DIRECTIONS: Give the data below again exactly as it stands. Omit the pictures.

Begin

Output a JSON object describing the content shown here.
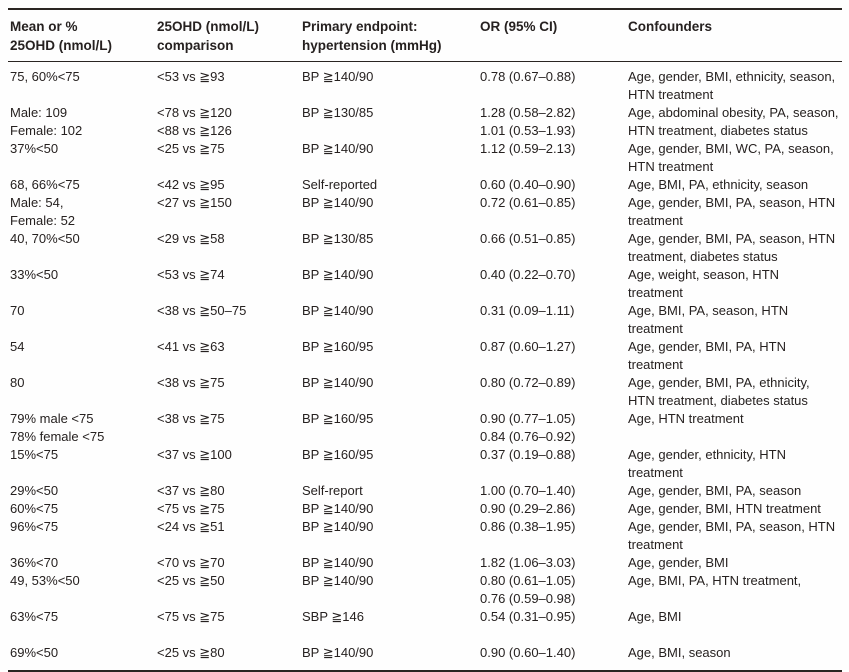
{
  "table": {
    "colors": {
      "text": "#262120",
      "rule": "#2a2522",
      "background": "#fefefe"
    },
    "columns": [
      {
        "line1": "Mean or %",
        "line2": "25OHD (nmol/L)"
      },
      {
        "line1": "25OHD (nmol/L)",
        "line2": "comparison"
      },
      {
        "line1": "Primary endpoint:",
        "line2": "hypertension (mmHg)"
      },
      {
        "line1": "OR (95% CI)",
        "line2": ""
      },
      {
        "line1": "Confounders",
        "line2": ""
      }
    ],
    "rows": [
      {
        "cells": [
          [
            "75, 60%<75"
          ],
          [
            "<53 vs ≧93"
          ],
          [
            "BP ≧140/90"
          ],
          [
            "0.78 (0.67–0.88)"
          ],
          [
            "Age, gender, BMI, ethnicity, season,",
            "HTN treatment"
          ]
        ]
      },
      {
        "cells": [
          [
            "Male: 109",
            "Female: 102"
          ],
          [
            "<78 vs ≧120",
            "<88 vs ≧126"
          ],
          [
            "BP ≧130/85"
          ],
          [
            "1.28 (0.58–2.82)",
            "1.01 (0.53–1.93)"
          ],
          [
            "Age, abdominal obesity, PA, season,",
            "HTN treatment, diabetes status"
          ]
        ]
      },
      {
        "cells": [
          [
            "37%<50"
          ],
          [
            "<25 vs ≧75"
          ],
          [
            "BP ≧140/90"
          ],
          [
            "1.12 (0.59–2.13)"
          ],
          [
            "Age, gender, BMI, WC, PA, season,",
            "HTN treatment"
          ]
        ]
      },
      {
        "cells": [
          [
            "68, 66%<75"
          ],
          [
            "<42 vs ≧95"
          ],
          [
            "Self-reported"
          ],
          [
            "0.60 (0.40–0.90)"
          ],
          [
            "Age, BMI, PA, ethnicity, season"
          ]
        ]
      },
      {
        "cells": [
          [
            "Male: 54,",
            "Female: 52"
          ],
          [
            "<27 vs ≧150"
          ],
          [
            "BP ≧140/90"
          ],
          [
            "0.72 (0.61–0.85)"
          ],
          [
            "Age, gender, BMI, PA, season, HTN",
            "treatment"
          ]
        ]
      },
      {
        "cells": [
          [
            "40, 70%<50"
          ],
          [
            "<29 vs ≧58"
          ],
          [
            "BP ≧130/85"
          ],
          [
            "0.66 (0.51–0.85)"
          ],
          [
            "Age, gender, BMI, PA, season, HTN",
            "treatment, diabetes status"
          ]
        ]
      },
      {
        "cells": [
          [
            "33%<50"
          ],
          [
            "<53 vs ≧74"
          ],
          [
            "BP ≧140/90"
          ],
          [
            "0.40 (0.22–0.70)"
          ],
          [
            "Age, weight, season, HTN",
            "treatment"
          ]
        ]
      },
      {
        "cells": [
          [
            "70"
          ],
          [
            "<38 vs ≧50–75"
          ],
          [
            "BP ≧140/90"
          ],
          [
            "0.31 (0.09–1.11)"
          ],
          [
            "Age, BMI, PA, season, HTN",
            "treatment"
          ]
        ]
      },
      {
        "cells": [
          [
            "54"
          ],
          [
            "<41 vs ≧63"
          ],
          [
            "BP ≧160/95"
          ],
          [
            "0.87 (0.60–1.27)"
          ],
          [
            "Age, gender, BMI, PA, HTN",
            "treatment"
          ]
        ]
      },
      {
        "cells": [
          [
            "80"
          ],
          [
            "<38 vs ≧75"
          ],
          [
            "BP ≧140/90"
          ],
          [
            "0.80 (0.72–0.89)"
          ],
          [
            "Age, gender, BMI, PA, ethnicity,",
            "HTN treatment, diabetes status"
          ]
        ]
      },
      {
        "cells": [
          [
            "79% male <75",
            "78% female <75"
          ],
          [
            "<38 vs ≧75"
          ],
          [
            "BP ≧160/95"
          ],
          [
            "0.90 (0.77–1.05)",
            "0.84 (0.76–0.92)"
          ],
          [
            "Age, HTN treatment"
          ]
        ]
      },
      {
        "cells": [
          [
            "15%<75"
          ],
          [
            "<37 vs ≧100"
          ],
          [
            "BP ≧160/95"
          ],
          [
            "0.37 (0.19–0.88)"
          ],
          [
            "Age, gender, ethnicity, HTN",
            "treatment"
          ]
        ]
      },
      {
        "cells": [
          [
            "29%<50"
          ],
          [
            "<37 vs ≧80"
          ],
          [
            "Self-report"
          ],
          [
            "1.00 (0.70–1.40)"
          ],
          [
            "Age, gender, BMI, PA, season"
          ]
        ]
      },
      {
        "cells": [
          [
            "60%<75"
          ],
          [
            "<75 vs ≧75"
          ],
          [
            "BP ≧140/90"
          ],
          [
            "0.90 (0.29–2.86)"
          ],
          [
            "Age, gender, BMI, HTN treatment"
          ]
        ]
      },
      {
        "cells": [
          [
            "96%<75"
          ],
          [
            "<24 vs ≧51"
          ],
          [
            "BP ≧140/90"
          ],
          [
            "0.86 (0.38–1.95)"
          ],
          [
            "Age, gender, BMI, PA, season, HTN",
            "treatment"
          ]
        ]
      },
      {
        "cells": [
          [
            "36%<70"
          ],
          [
            "<70 vs ≧70"
          ],
          [
            "BP ≧140/90"
          ],
          [
            "1.82 (1.06–3.03)"
          ],
          [
            "Age, gender, BMI"
          ]
        ]
      },
      {
        "cells": [
          [
            "49, 53%<50"
          ],
          [
            "<25 vs ≧50"
          ],
          [
            "BP ≧140/90"
          ],
          [
            "0.80 (0.61–1.05)",
            "0.76 (0.59–0.98)"
          ],
          [
            "Age, BMI, PA, HTN treatment,"
          ]
        ]
      },
      {
        "cells": [
          [
            "63%<75"
          ],
          [
            "<75 vs ≧75"
          ],
          [
            "SBP ≧146"
          ],
          [
            "0.54 (0.31–0.95)"
          ],
          [
            "Age, BMI"
          ]
        ],
        "extra_space": true
      },
      {
        "cells": [
          [
            "69%<50"
          ],
          [
            "<25 vs ≧80"
          ],
          [
            "BP ≧140/90"
          ],
          [
            "0.90 (0.60–1.40)"
          ],
          [
            "Age, BMI, season"
          ]
        ]
      }
    ]
  }
}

End

ANSWER:
Output a JSON object describing the content shown here.
{
  "table": {
    "colors": {
      "text": "#262120",
      "rule": "#2a2522",
      "background": "#fefefe"
    },
    "columns": [
      {
        "line1": "Mean or %",
        "line2": "25OHD (nmol/L)"
      },
      {
        "line1": "25OHD (nmol/L)",
        "line2": "comparison"
      },
      {
        "line1": "Primary endpoint:",
        "line2": "hypertension (mmHg)"
      },
      {
        "line1": "OR (95% CI)",
        "line2": ""
      },
      {
        "line1": "Confounders",
        "line2": ""
      }
    ],
    "rows": [
      {
        "cells": [
          [
            "75, 60%<75"
          ],
          [
            "<53 vs ≧93"
          ],
          [
            "BP ≧140/90"
          ],
          [
            "0.78 (0.67–0.88)"
          ],
          [
            "Age, gender, BMI, ethnicity, season,",
            "HTN treatment"
          ]
        ]
      },
      {
        "cells": [
          [
            "Male: 109",
            "Female: 102"
          ],
          [
            "<78 vs ≧120",
            "<88 vs ≧126"
          ],
          [
            "BP ≧130/85"
          ],
          [
            "1.28 (0.58–2.82)",
            "1.01 (0.53–1.93)"
          ],
          [
            "Age, abdominal obesity, PA, season,",
            "HTN treatment, diabetes status"
          ]
        ]
      },
      {
        "cells": [
          [
            "37%<50"
          ],
          [
            "<25 vs ≧75"
          ],
          [
            "BP ≧140/90"
          ],
          [
            "1.12 (0.59–2.13)"
          ],
          [
            "Age, gender, BMI, WC, PA, season,",
            "HTN treatment"
          ]
        ]
      },
      {
        "cells": [
          [
            "68, 66%<75"
          ],
          [
            "<42 vs ≧95"
          ],
          [
            "Self-reported"
          ],
          [
            "0.60 (0.40–0.90)"
          ],
          [
            "Age, BMI, PA, ethnicity, season"
          ]
        ]
      },
      {
        "cells": [
          [
            "Male: 54,",
            "Female: 52"
          ],
          [
            "<27 vs ≧150"
          ],
          [
            "BP ≧140/90"
          ],
          [
            "0.72 (0.61–0.85)"
          ],
          [
            "Age, gender, BMI, PA, season, HTN",
            "treatment"
          ]
        ]
      },
      {
        "cells": [
          [
            "40, 70%<50"
          ],
          [
            "<29 vs ≧58"
          ],
          [
            "BP ≧130/85"
          ],
          [
            "0.66 (0.51–0.85)"
          ],
          [
            "Age, gender, BMI, PA, season, HTN",
            "treatment, diabetes status"
          ]
        ]
      },
      {
        "cells": [
          [
            "33%<50"
          ],
          [
            "<53 vs ≧74"
          ],
          [
            "BP ≧140/90"
          ],
          [
            "0.40 (0.22–0.70)"
          ],
          [
            "Age, weight, season, HTN",
            "treatment"
          ]
        ]
      },
      {
        "cells": [
          [
            "70"
          ],
          [
            "<38 vs ≧50–75"
          ],
          [
            "BP ≧140/90"
          ],
          [
            "0.31 (0.09–1.11)"
          ],
          [
            "Age, BMI, PA, season, HTN",
            "treatment"
          ]
        ]
      },
      {
        "cells": [
          [
            "54"
          ],
          [
            "<41 vs ≧63"
          ],
          [
            "BP ≧160/95"
          ],
          [
            "0.87 (0.60–1.27)"
          ],
          [
            "Age, gender, BMI, PA, HTN",
            "treatment"
          ]
        ]
      },
      {
        "cells": [
          [
            "80"
          ],
          [
            "<38 vs ≧75"
          ],
          [
            "BP ≧140/90"
          ],
          [
            "0.80 (0.72–0.89)"
          ],
          [
            "Age, gender, BMI, PA, ethnicity,",
            "HTN treatment, diabetes status"
          ]
        ]
      },
      {
        "cells": [
          [
            "79% male <75",
            "78% female <75"
          ],
          [
            "<38 vs ≧75"
          ],
          [
            "BP ≧160/95"
          ],
          [
            "0.90 (0.77–1.05)",
            "0.84 (0.76–0.92)"
          ],
          [
            "Age, HTN treatment"
          ]
        ]
      },
      {
        "cells": [
          [
            "15%<75"
          ],
          [
            "<37 vs ≧100"
          ],
          [
            "BP ≧160/95"
          ],
          [
            "0.37 (0.19–0.88)"
          ],
          [
            "Age, gender, ethnicity, HTN",
            "treatment"
          ]
        ]
      },
      {
        "cells": [
          [
            "29%<50"
          ],
          [
            "<37 vs ≧80"
          ],
          [
            "Self-report"
          ],
          [
            "1.00 (0.70–1.40)"
          ],
          [
            "Age, gender, BMI, PA, season"
          ]
        ]
      },
      {
        "cells": [
          [
            "60%<75"
          ],
          [
            "<75 vs ≧75"
          ],
          [
            "BP ≧140/90"
          ],
          [
            "0.90 (0.29–2.86)"
          ],
          [
            "Age, gender, BMI, HTN treatment"
          ]
        ]
      },
      {
        "cells": [
          [
            "96%<75"
          ],
          [
            "<24 vs ≧51"
          ],
          [
            "BP ≧140/90"
          ],
          [
            "0.86 (0.38–1.95)"
          ],
          [
            "Age, gender, BMI, PA, season, HTN",
            "treatment"
          ]
        ]
      },
      {
        "cells": [
          [
            "36%<70"
          ],
          [
            "<70 vs ≧70"
          ],
          [
            "BP ≧140/90"
          ],
          [
            "1.82 (1.06–3.03)"
          ],
          [
            "Age, gender, BMI"
          ]
        ]
      },
      {
        "cells": [
          [
            "49, 53%<50"
          ],
          [
            "<25 vs ≧50"
          ],
          [
            "BP ≧140/90"
          ],
          [
            "0.80 (0.61–1.05)",
            "0.76 (0.59–0.98)"
          ],
          [
            "Age, BMI, PA, HTN treatment,"
          ]
        ]
      },
      {
        "cells": [
          [
            "63%<75"
          ],
          [
            "<75 vs ≧75"
          ],
          [
            "SBP ≧146"
          ],
          [
            "0.54 (0.31–0.95)"
          ],
          [
            "Age, BMI"
          ]
        ],
        "extra_space": true
      },
      {
        "cells": [
          [
            "69%<50"
          ],
          [
            "<25 vs ≧80"
          ],
          [
            "BP ≧140/90"
          ],
          [
            "0.90 (0.60–1.40)"
          ],
          [
            "Age, BMI, season"
          ]
        ]
      }
    ]
  }
}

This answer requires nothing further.